Task brief:
Extract the text of every entry below exactly; leave images out.

(Figure content listings)
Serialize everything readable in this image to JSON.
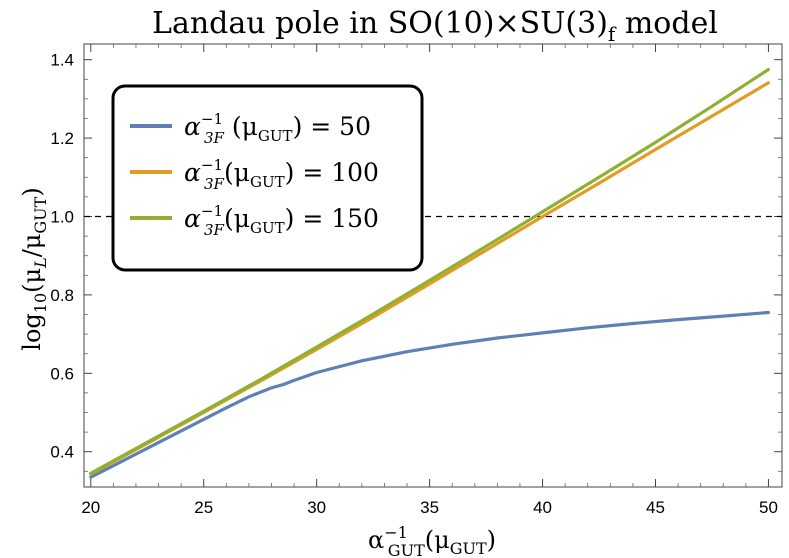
{
  "chart_data": {
    "type": "line",
    "title": {
      "main": "Landau pole in SO(10)×SU(3)",
      "subscript": "f",
      "suffix": " model"
    },
    "xlabel": {
      "alpha": "α",
      "sub": "GUT",
      "sup": "−1",
      "arg": "(μ",
      "arg_sub": "GUT",
      "close": ")"
    },
    "ylabel": {
      "log": "log",
      "log_sub": "10",
      "open": "(μ",
      "num_sub": "L",
      "slash": "/μ",
      "den_sub": "GUT",
      "close": ")"
    },
    "xlim": [
      19.7,
      50.6
    ],
    "ylim": [
      0.31,
      1.44
    ],
    "xticks": [
      20,
      25,
      30,
      35,
      40,
      45,
      50
    ],
    "xtick_labels": [
      "20",
      "25",
      "30",
      "35",
      "40",
      "45",
      "50"
    ],
    "yticks": [
      0.4,
      0.6,
      0.8,
      1.0,
      1.2,
      1.4
    ],
    "ytick_labels": [
      "0.4",
      "0.6",
      "0.8",
      "1.0",
      "1.2",
      "1.4"
    ],
    "reference_line": {
      "y": 1.0,
      "style": "dashed",
      "color": "#000000"
    },
    "legend_position": "top-left",
    "series": [
      {
        "legend_alpha": "α",
        "legend_sub": "3F",
        "legend_sup": "−1",
        "legend_mid": " (μ",
        "legend_mu_sub": "GUT",
        "legend_tail": ") = 50",
        "color": "#5E81B5",
        "x": [
          20,
          22,
          24,
          26,
          27,
          28,
          28.5,
          29,
          30,
          32,
          34,
          36,
          38,
          40,
          42,
          44,
          46,
          48,
          50
        ],
        "y": [
          0.335,
          0.394,
          0.453,
          0.512,
          0.54,
          0.563,
          0.571,
          0.582,
          0.602,
          0.632,
          0.655,
          0.674,
          0.69,
          0.703,
          0.716,
          0.727,
          0.737,
          0.746,
          0.755
        ]
      },
      {
        "legend_alpha": "α",
        "legend_sub": "3F",
        "legend_sup": "−1",
        "legend_mid": "(μ",
        "legend_mu_sub": "GUT",
        "legend_tail": ") = 100",
        "color": "#E19C24",
        "x": [
          20,
          22.5,
          25,
          27.5,
          30,
          32.5,
          35,
          37.5,
          40,
          42.5,
          45,
          47.5,
          50
        ],
        "y": [
          0.343,
          0.421,
          0.5,
          0.58,
          0.661,
          0.743,
          0.828,
          0.914,
          1.0,
          1.085,
          1.171,
          1.256,
          1.341
        ]
      },
      {
        "legend_alpha": "α",
        "legend_sub": "3F",
        "legend_sup": "−1",
        "legend_mid": "(μ",
        "legend_mu_sub": "GUT",
        "legend_tail": ") = 150",
        "color": "#8FB032",
        "x": [
          20,
          22.5,
          25,
          27.5,
          30,
          32.5,
          35,
          37.5,
          40,
          42.5,
          45,
          47.5,
          50
        ],
        "y": [
          0.345,
          0.424,
          0.503,
          0.584,
          0.667,
          0.751,
          0.837,
          0.924,
          1.012,
          1.1,
          1.189,
          1.281,
          1.375
        ]
      }
    ]
  }
}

Written response:
Serialize everything readable in this image to JSON.
{
  "chart_data": {
    "type": "line",
    "title": {
      "main": "Landau pole in SO(10)×SU(3)",
      "subscript": "f",
      "suffix": " model"
    },
    "xlabel": {
      "alpha": "α",
      "sub": "GUT",
      "sup": "−1",
      "arg": "(μ",
      "arg_sub": "GUT",
      "close": ")"
    },
    "ylabel": {
      "log": "log",
      "log_sub": "10",
      "open": "(μ",
      "num_sub": "L",
      "slash": "/μ",
      "den_sub": "GUT",
      "close": ")"
    },
    "xlim": [
      19.7,
      50.6
    ],
    "ylim": [
      0.31,
      1.44
    ],
    "xticks": [
      20,
      25,
      30,
      35,
      40,
      45,
      50
    ],
    "xtick_labels": [
      "20",
      "25",
      "30",
      "35",
      "40",
      "45",
      "50"
    ],
    "yticks": [
      0.4,
      0.6,
      0.8,
      1.0,
      1.2,
      1.4
    ],
    "ytick_labels": [
      "0.4",
      "0.6",
      "0.8",
      "1.0",
      "1.2",
      "1.4"
    ],
    "reference_line": {
      "y": 1.0,
      "style": "dashed",
      "color": "#000000"
    },
    "legend_position": "top-left",
    "series": [
      {
        "legend_alpha": "α",
        "legend_sub": "3F",
        "legend_sup": "−1",
        "legend_mid": " (μ",
        "legend_mu_sub": "GUT",
        "legend_tail": ") = 50",
        "color": "#5E81B5",
        "x": [
          20,
          22,
          24,
          26,
          27,
          28,
          28.5,
          29,
          30,
          32,
          34,
          36,
          38,
          40,
          42,
          44,
          46,
          48,
          50
        ],
        "y": [
          0.335,
          0.394,
          0.453,
          0.512,
          0.54,
          0.563,
          0.571,
          0.582,
          0.602,
          0.632,
          0.655,
          0.674,
          0.69,
          0.703,
          0.716,
          0.727,
          0.737,
          0.746,
          0.755
        ]
      },
      {
        "legend_alpha": "α",
        "legend_sub": "3F",
        "legend_sup": "−1",
        "legend_mid": "(μ",
        "legend_mu_sub": "GUT",
        "legend_tail": ") = 100",
        "color": "#E19C24",
        "x": [
          20,
          22.5,
          25,
          27.5,
          30,
          32.5,
          35,
          37.5,
          40,
          42.5,
          45,
          47.5,
          50
        ],
        "y": [
          0.343,
          0.421,
          0.5,
          0.58,
          0.661,
          0.743,
          0.828,
          0.914,
          1.0,
          1.085,
          1.171,
          1.256,
          1.341
        ]
      },
      {
        "legend_alpha": "α",
        "legend_sub": "3F",
        "legend_sup": "−1",
        "legend_mid": "(μ",
        "legend_mu_sub": "GUT",
        "legend_tail": ") = 150",
        "color": "#8FB032",
        "x": [
          20,
          22.5,
          25,
          27.5,
          30,
          32.5,
          35,
          37.5,
          40,
          42.5,
          45,
          47.5,
          50
        ],
        "y": [
          0.345,
          0.424,
          0.503,
          0.584,
          0.667,
          0.751,
          0.837,
          0.924,
          1.012,
          1.1,
          1.189,
          1.281,
          1.375
        ]
      }
    ]
  }
}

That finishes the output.